[Set task]: Check each line of the listing below for the string "data", and copy the ones that have it.

— start Exercise materials —

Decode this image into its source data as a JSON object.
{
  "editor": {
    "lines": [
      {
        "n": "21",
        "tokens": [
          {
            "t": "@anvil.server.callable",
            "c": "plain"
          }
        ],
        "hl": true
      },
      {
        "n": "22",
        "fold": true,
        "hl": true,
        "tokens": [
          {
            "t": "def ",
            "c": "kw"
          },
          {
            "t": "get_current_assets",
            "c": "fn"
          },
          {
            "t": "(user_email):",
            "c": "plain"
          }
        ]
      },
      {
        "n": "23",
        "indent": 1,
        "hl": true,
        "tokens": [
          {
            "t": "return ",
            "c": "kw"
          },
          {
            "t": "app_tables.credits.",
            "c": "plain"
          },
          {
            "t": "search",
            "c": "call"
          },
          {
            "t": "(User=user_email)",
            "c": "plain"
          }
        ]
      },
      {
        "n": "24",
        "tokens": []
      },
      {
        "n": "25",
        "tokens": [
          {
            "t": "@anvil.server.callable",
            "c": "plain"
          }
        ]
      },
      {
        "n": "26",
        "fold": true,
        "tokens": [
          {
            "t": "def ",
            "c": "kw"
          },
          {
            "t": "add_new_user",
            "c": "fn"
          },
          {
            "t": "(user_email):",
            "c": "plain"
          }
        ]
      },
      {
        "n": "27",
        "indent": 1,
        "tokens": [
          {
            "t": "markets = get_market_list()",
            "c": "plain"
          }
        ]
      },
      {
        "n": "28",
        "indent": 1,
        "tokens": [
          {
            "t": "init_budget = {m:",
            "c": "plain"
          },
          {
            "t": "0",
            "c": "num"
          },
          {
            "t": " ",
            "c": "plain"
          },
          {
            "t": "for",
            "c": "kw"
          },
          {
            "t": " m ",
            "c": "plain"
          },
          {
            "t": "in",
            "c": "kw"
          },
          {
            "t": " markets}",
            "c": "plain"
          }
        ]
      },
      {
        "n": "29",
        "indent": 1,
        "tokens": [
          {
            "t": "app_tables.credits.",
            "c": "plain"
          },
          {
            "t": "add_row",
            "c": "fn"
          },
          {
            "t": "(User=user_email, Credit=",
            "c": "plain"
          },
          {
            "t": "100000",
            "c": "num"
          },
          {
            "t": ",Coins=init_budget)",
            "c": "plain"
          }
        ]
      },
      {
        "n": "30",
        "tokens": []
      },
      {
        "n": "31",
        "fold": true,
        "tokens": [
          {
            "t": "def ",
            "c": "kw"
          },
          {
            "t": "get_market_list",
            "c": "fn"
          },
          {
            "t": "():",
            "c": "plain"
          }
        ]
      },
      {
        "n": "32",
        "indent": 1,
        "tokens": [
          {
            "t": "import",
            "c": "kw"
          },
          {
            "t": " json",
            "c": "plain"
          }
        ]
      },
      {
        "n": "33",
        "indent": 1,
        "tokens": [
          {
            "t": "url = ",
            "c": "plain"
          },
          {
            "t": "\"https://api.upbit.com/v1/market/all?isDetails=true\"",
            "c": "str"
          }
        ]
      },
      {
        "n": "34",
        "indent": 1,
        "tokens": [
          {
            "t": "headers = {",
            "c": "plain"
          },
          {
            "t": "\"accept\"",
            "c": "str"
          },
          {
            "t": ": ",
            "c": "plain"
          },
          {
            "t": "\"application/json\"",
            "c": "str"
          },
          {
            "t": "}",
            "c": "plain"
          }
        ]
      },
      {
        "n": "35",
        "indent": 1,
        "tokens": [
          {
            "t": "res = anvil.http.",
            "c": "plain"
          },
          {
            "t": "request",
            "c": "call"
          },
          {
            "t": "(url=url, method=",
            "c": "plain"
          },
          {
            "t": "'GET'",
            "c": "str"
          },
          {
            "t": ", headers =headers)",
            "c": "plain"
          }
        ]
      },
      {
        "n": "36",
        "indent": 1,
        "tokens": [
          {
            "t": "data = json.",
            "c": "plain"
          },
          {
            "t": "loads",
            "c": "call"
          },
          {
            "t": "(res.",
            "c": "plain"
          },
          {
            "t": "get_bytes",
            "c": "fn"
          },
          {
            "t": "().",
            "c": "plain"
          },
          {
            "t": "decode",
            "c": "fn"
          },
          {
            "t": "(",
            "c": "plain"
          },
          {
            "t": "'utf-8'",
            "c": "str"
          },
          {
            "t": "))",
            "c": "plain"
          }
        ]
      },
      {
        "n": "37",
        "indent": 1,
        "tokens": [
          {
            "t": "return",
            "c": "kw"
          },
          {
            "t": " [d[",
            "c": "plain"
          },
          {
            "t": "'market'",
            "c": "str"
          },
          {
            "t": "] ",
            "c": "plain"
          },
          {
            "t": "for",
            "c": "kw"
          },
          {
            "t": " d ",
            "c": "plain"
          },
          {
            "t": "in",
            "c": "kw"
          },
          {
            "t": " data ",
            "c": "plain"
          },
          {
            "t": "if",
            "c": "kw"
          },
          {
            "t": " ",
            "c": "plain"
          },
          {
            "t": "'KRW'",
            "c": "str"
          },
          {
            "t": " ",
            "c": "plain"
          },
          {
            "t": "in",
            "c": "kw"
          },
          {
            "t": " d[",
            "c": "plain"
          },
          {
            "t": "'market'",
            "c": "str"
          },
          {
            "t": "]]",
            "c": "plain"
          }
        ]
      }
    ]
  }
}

— end Exercise materials —

[Task answer]:
Decode this image into its source data as a JSON object.
            "t": "data = json.",
            "t": " data ",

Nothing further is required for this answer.